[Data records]
──────────

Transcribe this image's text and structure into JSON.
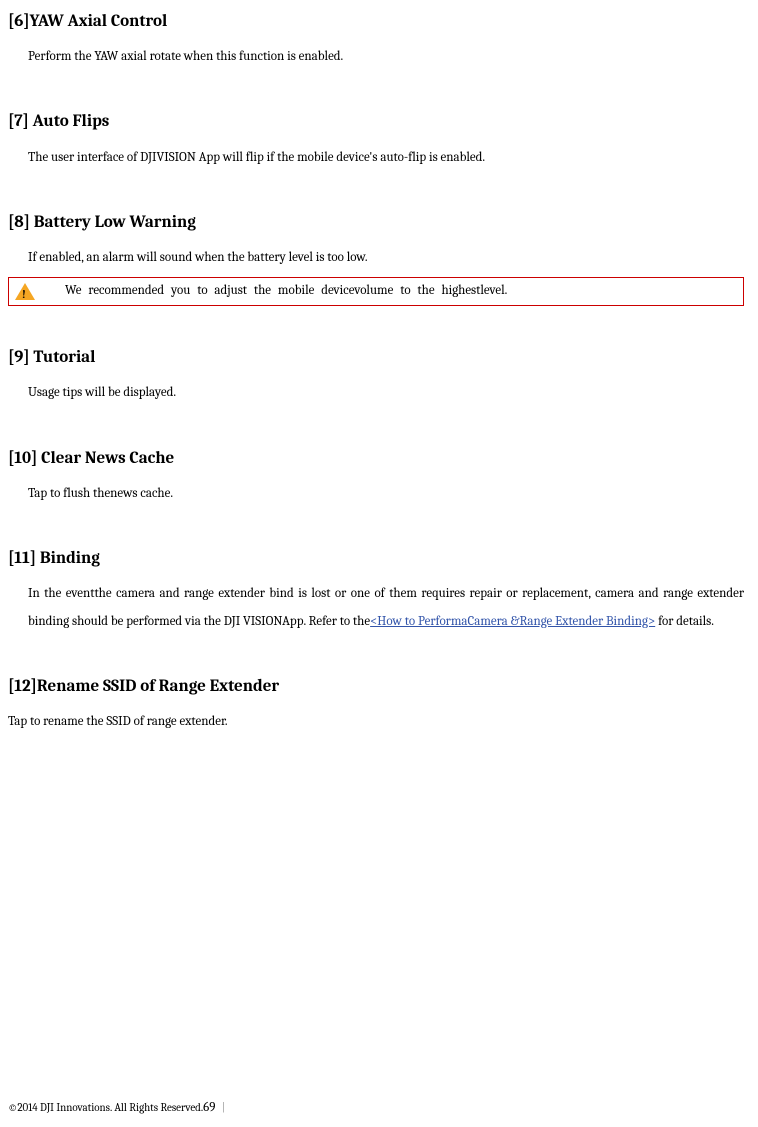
{
  "sections": {
    "s6": {
      "title": "[6]YAW Axial Control",
      "body": "Perform the YAW axial rotate when this function is enabled."
    },
    "s7": {
      "title": "[7] Auto Flips",
      "body": "The user interface of DJIVISION App will flip if the mobile device's auto-flip is enabled."
    },
    "s8": {
      "title": "[8] Battery Low Warning",
      "body": "If enabled, an alarm will sound when the battery level is too low.",
      "warn": "We recommended you to adjust the mobile devicevolume to the highestlevel."
    },
    "s9": {
      "title": "[9] Tutorial",
      "body": "Usage tips will be displayed."
    },
    "s10": {
      "title": "[10] Clear News Cache",
      "body": "Tap to flush thenews cache."
    },
    "s11": {
      "title": "[11] Binding",
      "body_pre": "In the eventthe camera and range extender bind is lost or one of them requires repair or replacement, camera and range extender binding should be performed via the DJI VISIONApp. Refer to the",
      "link": "<How to PerformaCamera &Range Extender Binding>",
      "body_post": " for details."
    },
    "s12": {
      "title": "[12]Rename SSID of Range Extender",
      "body": "Tap to rename the SSID of range extender."
    }
  },
  "footer": {
    "copyright": "©2014 DJI Innovations. All Rights Reserved.",
    "page": "69",
    "bar": "|"
  }
}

──────────

GIVEN TASK
Repeat the listing verbatim. Skip the pictures.

ANSWER
Transcribe this image's text and structure into JSON.
{
  "sections": {
    "s6": {
      "title": "[6]YAW Axial Control",
      "body": "Perform the YAW axial rotate when this function is enabled."
    },
    "s7": {
      "title": "[7] Auto Flips",
      "body": "The user interface of DJIVISION App will flip if the mobile device's auto-flip is enabled."
    },
    "s8": {
      "title": "[8] Battery Low Warning",
      "body": "If enabled, an alarm will sound when the battery level is too low.",
      "warn": "We recommended you to adjust the mobile devicevolume to the highestlevel."
    },
    "s9": {
      "title": "[9] Tutorial",
      "body": "Usage tips will be displayed."
    },
    "s10": {
      "title": "[10] Clear News Cache",
      "body": "Tap to flush thenews cache."
    },
    "s11": {
      "title": "[11] Binding",
      "body_pre": "In the eventthe camera and range extender bind is lost or one of them requires repair or replacement, camera and range extender binding should be performed via the DJI VISIONApp. Refer to the",
      "link": "<How to PerformaCamera &Range Extender Binding>",
      "body_post": " for details."
    },
    "s12": {
      "title": "[12]Rename SSID of Range Extender",
      "body": "Tap to rename the SSID of range extender."
    }
  },
  "footer": {
    "copyright": "©2014 DJI Innovations. All Rights Reserved.",
    "page": "69",
    "bar": "|"
  }
}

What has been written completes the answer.